Supplied records
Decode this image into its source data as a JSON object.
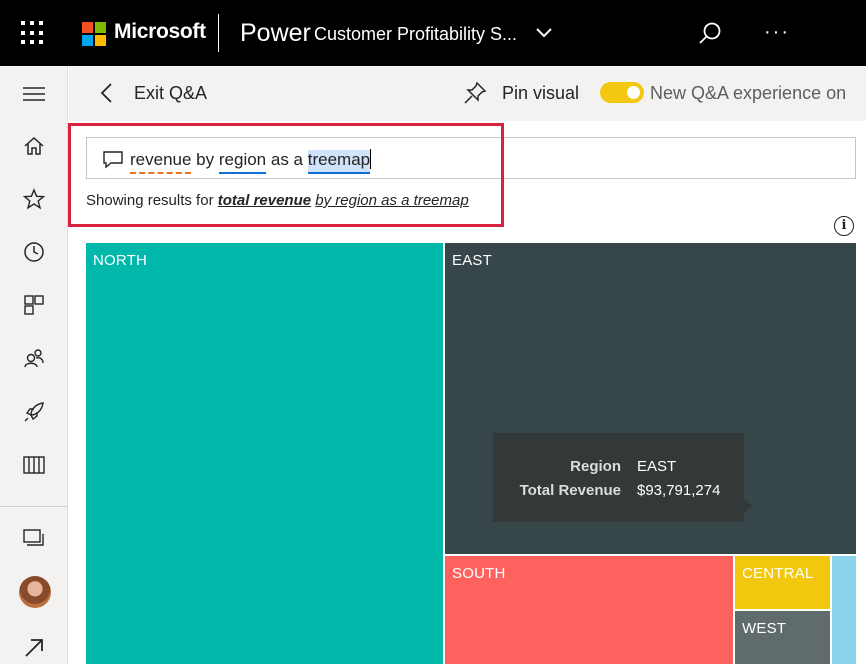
{
  "topbar": {
    "brand": "Microsoft",
    "product": "Power",
    "report_title": "Customer Profitability S...",
    "more": "···",
    "icons": [
      "app-launcher-icon",
      "microsoft-logo",
      "chevron-down-icon",
      "search-icon",
      "more-icon"
    ],
    "logo_colors": [
      "#f25022",
      "#7fba00",
      "#00a4ef",
      "#ffb900"
    ]
  },
  "leftnav": {
    "items": [
      "hamburger-icon",
      "home-icon",
      "star-icon",
      "clock-icon",
      "apps-icon",
      "people-icon",
      "rocket-icon",
      "book-icon",
      "workspaces-icon",
      "avatar",
      "expand-arrow-icon"
    ]
  },
  "qa_bar": {
    "exit_label": "Exit Q&A",
    "pin_label": "Pin visual",
    "toggle_label": "New Q&A experience on",
    "toggle_on": true
  },
  "question": {
    "tokens": [
      "revenue",
      "by",
      "region",
      "as a",
      "treemap"
    ],
    "result_prefix": "Showing results for",
    "result_bold": "total revenue",
    "result_rest": "by region as a treemap"
  },
  "chart_data": {
    "type": "treemap",
    "title": "",
    "categories": [
      "NORTH",
      "EAST",
      "SOUTH",
      "CENTRAL",
      "WEST"
    ],
    "colors": [
      "#01b8aa",
      "#374649",
      "#fd625e",
      "#f2c80f",
      "#5f6b6d",
      "#8ad4eb"
    ],
    "tooltip": {
      "region_key": "Region",
      "region_val": "EAST",
      "revenue_key": "Total Revenue",
      "revenue_val": "$93,791,274"
    }
  }
}
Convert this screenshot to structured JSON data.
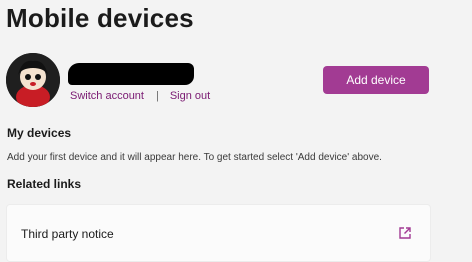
{
  "page": {
    "title": "Mobile devices"
  },
  "account": {
    "switch_label": "Switch account",
    "separator": "|",
    "signout_label": "Sign out"
  },
  "actions": {
    "add_device_label": "Add device"
  },
  "my_devices": {
    "heading": "My devices",
    "empty_hint": "Add your first device and it will appear here. To get started select 'Add device' above."
  },
  "related": {
    "heading": "Related links",
    "items": [
      {
        "label": "Third party notice",
        "icon": "external-link-icon"
      }
    ]
  },
  "colors": {
    "accent": "#a23b93",
    "link": "#7a1a72",
    "background": "#f3f3f3"
  }
}
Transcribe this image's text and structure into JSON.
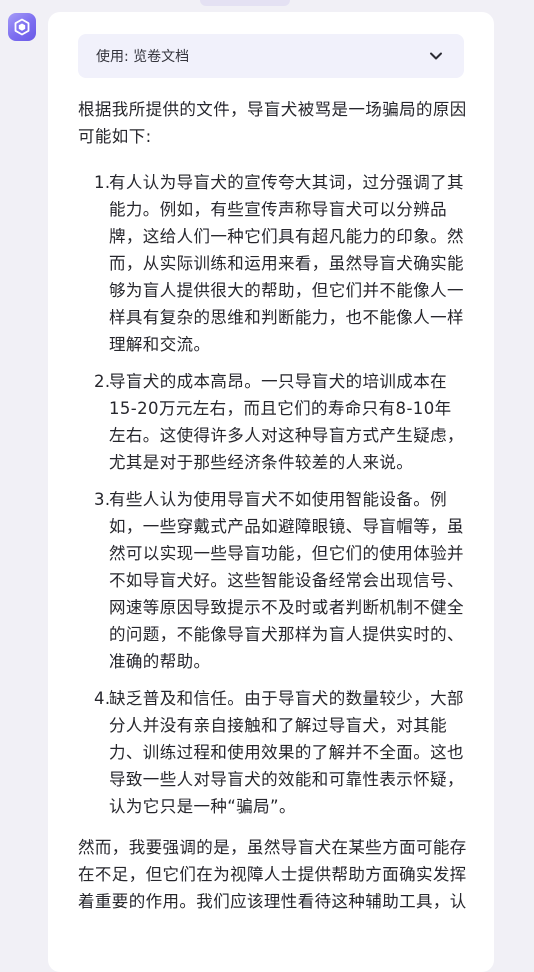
{
  "document_selector": {
    "label": "使用: 览卷文档"
  },
  "answer": {
    "intro": "根据我所提供的文件，导盲犬被骂是一场骗局的原因可能如下:",
    "points": [
      {
        "number": "1.",
        "text": "有人认为导盲犬的宣传夸大其词，过分强调了其能力。例如，有些宣传声称导盲犬可以分辨品牌，这给人们一种它们具有超凡能力的印象。然而，从实际训练和运用来看，虽然导盲犬确实能够为盲人提供很大的帮助，但它们并不能像人一样具有复杂的思维和判断能力，也不能像人一样理解和交流。"
      },
      {
        "number": "2.",
        "text": "导盲犬的成本高昂。一只导盲犬的培训成本在15-20万元左右，而且它们的寿命只有8-10年左右。这使得许多人对这种导盲方式产生疑虑，尤其是对于那些经济条件较差的人来说。"
      },
      {
        "number": "3.",
        "text": "有些人认为使用导盲犬不如使用智能设备。例如，一些穿戴式产品如避障眼镜、导盲帽等，虽然可以实现一些导盲功能，但它们的使用体验并不如导盲犬好。这些智能设备经常会出现信号、网速等原因导致提示不及时或者判断机制不健全的问题，不能像导盲犬那样为盲人提供实时的、准确的帮助。"
      },
      {
        "number": "4.",
        "text": "缺乏普及和信任。由于导盲犬的数量较少，大部分人并没有亲自接触和了解过导盲犬，对其能力、训练过程和使用效果的了解并不全面。这也导致一些人对导盲犬的效能和可靠性表示怀疑，认为它只是一种“骗局”。"
      }
    ],
    "outro": "然而，我要强调的是，虽然导盲犬在某些方面可能存在不足，但它们在为视障人士提供帮助方面确实发挥着重要的作用。我们应该理性看待这种辅助工具，认"
  },
  "icons": {
    "avatar": "bot-cube-icon",
    "dropdown": "chevron-down-icon"
  },
  "colors": {
    "accent": "#7c6df0",
    "card": "#ffffff",
    "page_background": "#f1f0f6",
    "selector_background": "#f1f1fb",
    "text": "#26262c"
  }
}
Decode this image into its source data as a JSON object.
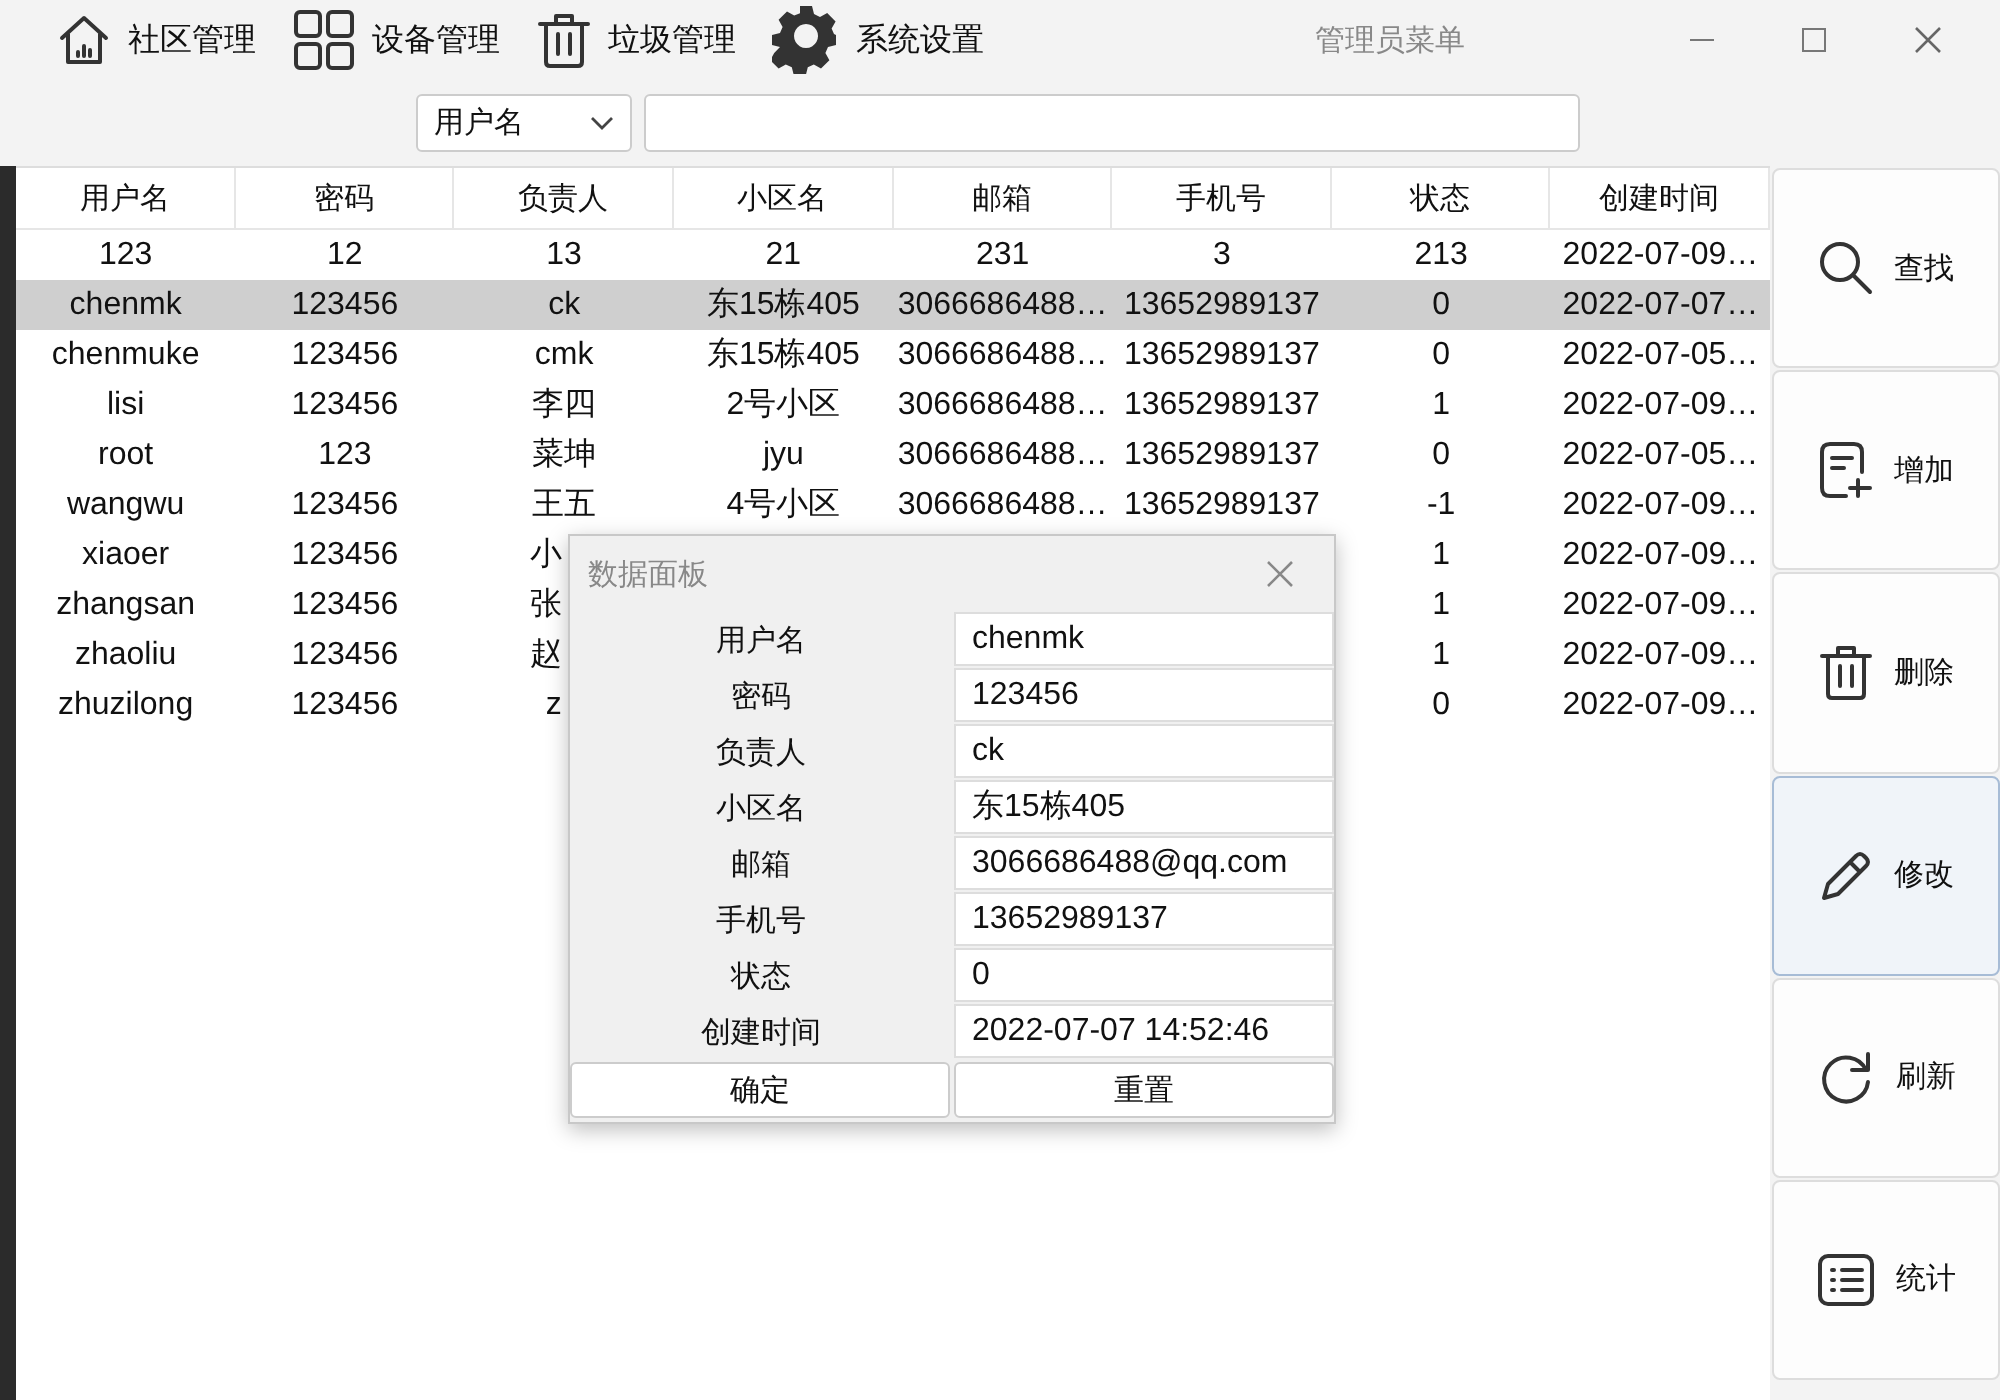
{
  "window": {
    "title": "管理员菜单"
  },
  "nav": [
    {
      "label": "社区管理"
    },
    {
      "label": "设备管理"
    },
    {
      "label": "垃圾管理"
    },
    {
      "label": "系统设置"
    }
  ],
  "search": {
    "field": "用户名"
  },
  "table": {
    "columns": [
      "用户名",
      "密码",
      "负责人",
      "小区名",
      "邮箱",
      "手机号",
      "状态",
      "创建时间"
    ],
    "rows": [
      {
        "selected": false,
        "cells": [
          "123",
          "12",
          "13",
          "21",
          "231",
          "3",
          "213",
          "2022-07-09…"
        ]
      },
      {
        "selected": true,
        "cells": [
          "chenmk",
          "123456",
          "ck",
          "东15栋405",
          "3066686488…",
          "13652989137",
          "0",
          "2022-07-07…"
        ]
      },
      {
        "selected": false,
        "cells": [
          "chenmuke",
          "123456",
          "cmk",
          "东15栋405",
          "3066686488…",
          "13652989137",
          "0",
          "2022-07-05…"
        ]
      },
      {
        "selected": false,
        "cells": [
          "lisi",
          "123456",
          "李四",
          "2号小区",
          "3066686488…",
          "13652989137",
          "1",
          "2022-07-09…"
        ]
      },
      {
        "selected": false,
        "cells": [
          "root",
          "123",
          "菜坤",
          "jyu",
          "3066686488…",
          "13652989137",
          "0",
          "2022-07-05…"
        ]
      },
      {
        "selected": false,
        "cells": [
          "wangwu",
          "123456",
          "王五",
          "4号小区",
          "3066686488…",
          "13652989137",
          "-1",
          "2022-07-09…"
        ]
      },
      {
        "selected": false,
        "cells": [
          "xiaoer",
          "123456",
          "小",
          null,
          null,
          null,
          "1",
          "2022-07-09…"
        ]
      },
      {
        "selected": false,
        "cells": [
          "zhangsan",
          "123456",
          "张",
          null,
          null,
          null,
          "1",
          "2022-07-09…"
        ]
      },
      {
        "selected": false,
        "cells": [
          "zhaoliu",
          "123456",
          "赵",
          null,
          null,
          null,
          "1",
          "2022-07-09…"
        ]
      },
      {
        "selected": false,
        "cells": [
          "zhuzilong",
          "123456",
          "z",
          null,
          null,
          null,
          "0",
          "2022-07-09…"
        ]
      }
    ]
  },
  "actions": [
    {
      "label": "查找",
      "highlighted": false
    },
    {
      "label": "增加",
      "highlighted": false
    },
    {
      "label": "删除",
      "highlighted": false
    },
    {
      "label": "修改",
      "highlighted": true
    },
    {
      "label": "刷新",
      "highlighted": false
    },
    {
      "label": "统计",
      "highlighted": false
    }
  ],
  "dialog": {
    "title": "数据面板",
    "fields": [
      {
        "label": "用户名",
        "value": "chenmk"
      },
      {
        "label": "密码",
        "value": "123456"
      },
      {
        "label": "负责人",
        "value": "ck"
      },
      {
        "label": "小区名",
        "value": "东15栋405"
      },
      {
        "label": "邮箱",
        "value": "3066686488@qq.com"
      },
      {
        "label": "手机号",
        "value": "13652989137"
      },
      {
        "label": "状态",
        "value": "0"
      },
      {
        "label": "创建时间",
        "value": "2022-07-07 14:52:46"
      }
    ],
    "buttons": [
      "确定",
      "重置"
    ]
  }
}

Job
Return the listing above in full and without alteration, excluding its pictures.

Written response
Decode this image into its source data as a JSON object.
{
  "topbar": {
    "brand": "Microsoft",
    "product": "Power",
    "report_title": "Customer Profitability S...",
    "more": "···",
    "icons": [
      "app-launcher-icon",
      "microsoft-logo",
      "chevron-down-icon",
      "search-icon",
      "more-icon"
    ],
    "logo_colors": [
      "#f25022",
      "#7fba00",
      "#00a4ef",
      "#ffb900"
    ]
  },
  "leftnav": {
    "items": [
      "hamburger-icon",
      "home-icon",
      "star-icon",
      "clock-icon",
      "apps-icon",
      "people-icon",
      "rocket-icon",
      "book-icon",
      "workspaces-icon",
      "avatar",
      "expand-arrow-icon"
    ]
  },
  "qa_bar": {
    "exit_label": "Exit Q&A",
    "pin_label": "Pin visual",
    "toggle_label": "New Q&A experience on",
    "toggle_on": true
  },
  "question": {
    "tokens": [
      "revenue",
      "by",
      "region",
      "as a",
      "treemap"
    ],
    "result_prefix": "Showing results for",
    "result_bold": "total revenue",
    "result_rest": "by region as a treemap"
  },
  "chart_data": {
    "type": "treemap",
    "title": "",
    "categories": [
      "NORTH",
      "EAST",
      "SOUTH",
      "CENTRAL",
      "WEST"
    ],
    "colors": [
      "#01b8aa",
      "#374649",
      "#fd625e",
      "#f2c80f",
      "#5f6b6d",
      "#8ad4eb"
    ],
    "tooltip": {
      "region_key": "Region",
      "region_val": "EAST",
      "revenue_key": "Total Revenue",
      "revenue_val": "$93,791,274"
    }
  }
}
Convert this screenshot to structured JSON data.
{
  "page": {
    "title": "Mobile devices"
  },
  "account": {
    "switch_label": "Switch account",
    "separator": "|",
    "signout_label": "Sign out"
  },
  "actions": {
    "add_device_label": "Add device"
  },
  "my_devices": {
    "heading": "My devices",
    "empty_hint": "Add your first device and it will appear here. To get started select 'Add device' above."
  },
  "related": {
    "heading": "Related links",
    "items": [
      {
        "label": "Third party notice",
        "icon": "external-link-icon"
      }
    ]
  },
  "colors": {
    "accent": "#a23b93",
    "link": "#7a1a72",
    "background": "#f3f3f3"
  }
}
Transcribe this image's text and structure into JSON.
{
  "document_selector": {
    "label": "使用: 览卷文档"
  },
  "answer": {
    "intro": "根据我所提供的文件，导盲犬被骂是一场骗局的原因可能如下:",
    "points": [
      {
        "number": "1.",
        "text": "有人认为导盲犬的宣传夸大其词，过分强调了其能力。例如，有些宣传声称导盲犬可以分辨品牌，这给人们一种它们具有超凡能力的印象。然而，从实际训练和运用来看，虽然导盲犬确实能够为盲人提供很大的帮助，但它们并不能像人一样具有复杂的思维和判断能力，也不能像人一样理解和交流。"
      },
      {
        "number": "2.",
        "text": "导盲犬的成本高昂。一只导盲犬的培训成本在15-20万元左右，而且它们的寿命只有8-10年左右。这使得许多人对这种导盲方式产生疑虑，尤其是对于那些经济条件较差的人来说。"
      },
      {
        "number": "3.",
        "text": "有些人认为使用导盲犬不如使用智能设备。例如，一些穿戴式产品如避障眼镜、导盲帽等，虽然可以实现一些导盲功能，但它们的使用体验并不如导盲犬好。这些智能设备经常会出现信号、网速等原因导致提示不及时或者判断机制不健全的问题，不能像导盲犬那样为盲人提供实时的、准确的帮助。"
      },
      {
        "number": "4.",
        "text": "缺乏普及和信任。由于导盲犬的数量较少，大部分人并没有亲自接触和了解过导盲犬，对其能力、训练过程和使用效果的了解并不全面。这也导致一些人对导盲犬的效能和可靠性表示怀疑，认为它只是一种“骗局”。"
      }
    ],
    "outro": "然而，我要强调的是，虽然导盲犬在某些方面可能存在不足，但它们在为视障人士提供帮助方面确实发挥着重要的作用。我们应该理性看待这种辅助工具，认"
  },
  "icons": {
    "avatar": "bot-cube-icon",
    "dropdown": "chevron-down-icon"
  },
  "colors": {
    "accent": "#7c6df0",
    "card": "#ffffff",
    "page_background": "#f1f0f6",
    "selector_background": "#f1f1fb",
    "text": "#26262c"
  }
}
Decode this image into its source data as a JSON object.
{
  "window": {
    "title": "管理员菜单"
  },
  "nav": [
    {
      "label": "社区管理"
    },
    {
      "label": "设备管理"
    },
    {
      "label": "垃圾管理"
    },
    {
      "label": "系统设置"
    }
  ],
  "search": {
    "field": "用户名"
  },
  "table": {
    "columns": [
      "用户名",
      "密码",
      "负责人",
      "小区名",
      "邮箱",
      "手机号",
      "状态",
      "创建时间"
    ],
    "rows": [
      {
        "selected": false,
        "cells": [
          "123",
          "12",
          "13",
          "21",
          "231",
          "3",
          "213",
          "2022-07-09…"
        ]
      },
      {
        "selected": true,
        "cells": [
          "chenmk",
          "123456",
          "ck",
          "东15栋405",
          "3066686488…",
          "13652989137",
          "0",
          "2022-07-07…"
        ]
      },
      {
        "selected": false,
        "cells": [
          "chenmuke",
          "123456",
          "cmk",
          "东15栋405",
          "3066686488…",
          "13652989137",
          "0",
          "2022-07-05…"
        ]
      },
      {
        "selected": false,
        "cells": [
          "lisi",
          "123456",
          "李四",
          "2号小区",
          "3066686488…",
          "13652989137",
          "1",
          "2022-07-09…"
        ]
      },
      {
        "selected": false,
        "cells": [
          "root",
          "123",
          "菜坤",
          "jyu",
          "3066686488…",
          "13652989137",
          "0",
          "2022-07-05…"
        ]
      },
      {
        "selected": false,
        "cells": [
          "wangwu",
          "123456",
          "王五",
          "4号小区",
          "3066686488…",
          "13652989137",
          "-1",
          "2022-07-09…"
        ]
      },
      {
        "selected": false,
        "cells": [
          "xiaoer",
          "123456",
          "小",
          null,
          null,
          null,
          "1",
          "2022-07-09…"
        ]
      },
      {
        "selected": false,
        "cells": [
          "zhangsan",
          "123456",
          "张",
          null,
          null,
          null,
          "1",
          "2022-07-09…"
        ]
      },
      {
        "selected": false,
        "cells": [
          "zhaoliu",
          "123456",
          "赵",
          null,
          null,
          null,
          "1",
          "2022-07-09…"
        ]
      },
      {
        "selected": false,
        "cells": [
          "zhuzilong",
          "123456",
          "z",
          null,
          null,
          null,
          "0",
          "2022-07-09…"
        ]
      }
    ]
  },
  "actions": [
    {
      "label": "查找",
      "highlighted": false
    },
    {
      "label": "增加",
      "highlighted": false
    },
    {
      "label": "删除",
      "highlighted": false
    },
    {
      "label": "修改",
      "highlighted": true
    },
    {
      "label": "刷新",
      "highlighted": false
    },
    {
      "label": "统计",
      "highlighted": false
    }
  ],
  "dialog": {
    "title": "数据面板",
    "fields": [
      {
        "label": "用户名",
        "value": "chenmk"
      },
      {
        "label": "密码",
        "value": "123456"
      },
      {
        "label": "负责人",
        "value": "ck"
      },
      {
        "label": "小区名",
        "value": "东15栋405"
      },
      {
        "label": "邮箱",
        "value": "3066686488@qq.com"
      },
      {
        "label": "手机号",
        "value": "13652989137"
      },
      {
        "label": "状态",
        "value": "0"
      },
      {
        "label": "创建时间",
        "value": "2022-07-07 14:52:46"
      }
    ],
    "buttons": [
      "确定",
      "重置"
    ]
  }
}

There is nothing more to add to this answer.